[Extracted data entries]

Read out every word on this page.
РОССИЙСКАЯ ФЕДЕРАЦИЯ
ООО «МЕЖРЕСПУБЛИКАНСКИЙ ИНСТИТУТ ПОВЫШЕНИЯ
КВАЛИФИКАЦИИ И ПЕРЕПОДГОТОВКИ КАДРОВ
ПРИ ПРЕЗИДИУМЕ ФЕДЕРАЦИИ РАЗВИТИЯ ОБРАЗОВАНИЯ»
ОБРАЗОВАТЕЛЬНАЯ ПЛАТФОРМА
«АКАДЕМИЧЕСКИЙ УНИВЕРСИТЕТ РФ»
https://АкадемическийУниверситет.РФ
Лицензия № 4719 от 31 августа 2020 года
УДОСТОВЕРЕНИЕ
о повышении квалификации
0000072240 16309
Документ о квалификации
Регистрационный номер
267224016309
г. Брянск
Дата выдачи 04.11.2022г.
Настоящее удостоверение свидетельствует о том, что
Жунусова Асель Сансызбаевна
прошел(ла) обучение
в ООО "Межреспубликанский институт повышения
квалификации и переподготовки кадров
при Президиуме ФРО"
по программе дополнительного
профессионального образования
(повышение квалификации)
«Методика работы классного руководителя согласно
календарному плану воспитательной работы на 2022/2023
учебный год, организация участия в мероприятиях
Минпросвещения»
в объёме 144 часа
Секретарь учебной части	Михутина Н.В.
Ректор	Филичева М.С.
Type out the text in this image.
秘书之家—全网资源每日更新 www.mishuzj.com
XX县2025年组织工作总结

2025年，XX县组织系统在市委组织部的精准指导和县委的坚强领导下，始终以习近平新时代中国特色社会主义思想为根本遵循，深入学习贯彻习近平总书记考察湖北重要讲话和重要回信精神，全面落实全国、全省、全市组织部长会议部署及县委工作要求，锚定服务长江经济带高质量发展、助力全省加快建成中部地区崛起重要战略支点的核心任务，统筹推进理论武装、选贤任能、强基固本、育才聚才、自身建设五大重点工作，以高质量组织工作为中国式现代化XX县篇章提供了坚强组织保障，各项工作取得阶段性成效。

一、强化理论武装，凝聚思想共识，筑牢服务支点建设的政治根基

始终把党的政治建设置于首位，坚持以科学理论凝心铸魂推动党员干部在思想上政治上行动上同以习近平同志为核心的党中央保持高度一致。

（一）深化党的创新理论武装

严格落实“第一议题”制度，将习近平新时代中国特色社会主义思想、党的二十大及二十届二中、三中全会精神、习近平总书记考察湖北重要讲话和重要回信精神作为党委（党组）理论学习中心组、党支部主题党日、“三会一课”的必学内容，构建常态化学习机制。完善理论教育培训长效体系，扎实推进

Request: Return the line that contains "Type out the text in this image." along with every line after it through the end of the entries, exactly, adding nothing.

Written answer:
Type out the text in this image.
秘书之家—全网资源每日更新 www.mishuzj.com
XX县2025年组织工作总结

2025年，XX县组织系统在市委组织部的精准指导和县委的坚强领导下，始终以习近平新时代中国特色社会主义思想为根本遵循，深入学习贯彻习近平总书记考察湖北重要讲话和重要回信精神，全面落实全国、全省、全市组织部长会议部署及县委工作要求，锚定服务长江经济带高质量发展、助力全省加快建成中部地区崛起重要战略支点的核心任务，统筹推进理论武装、选贤任能、强基固本、育才聚才、自身建设五大重点工作，以高质量组织工作为中国式现代化XX县篇章提供了坚强组织保障，各项工作取得阶段性成效。

一、强化理论武装，凝聚思想共识，筑牢服务支点建设的政治根基

始终把党的政治建设置于首位，坚持以科学理论凝心铸魂推动党员干部在思想上政治上行动上同以习近平同志为核心的党中央保持高度一致。

（一）深化党的创新理论武装

严格落实“第一议题”制度，将习近平新时代中国特色社会主义思想、党的二十大及二十届二中、三中全会精神、习近平总书记考察湖北重要讲话和重要回信精神作为党委（党组）理论学习中心组、党支部主题党日、“三会一课”的必学内容，构建常态化学习机制。完善理论教育培训长效体系，扎实推进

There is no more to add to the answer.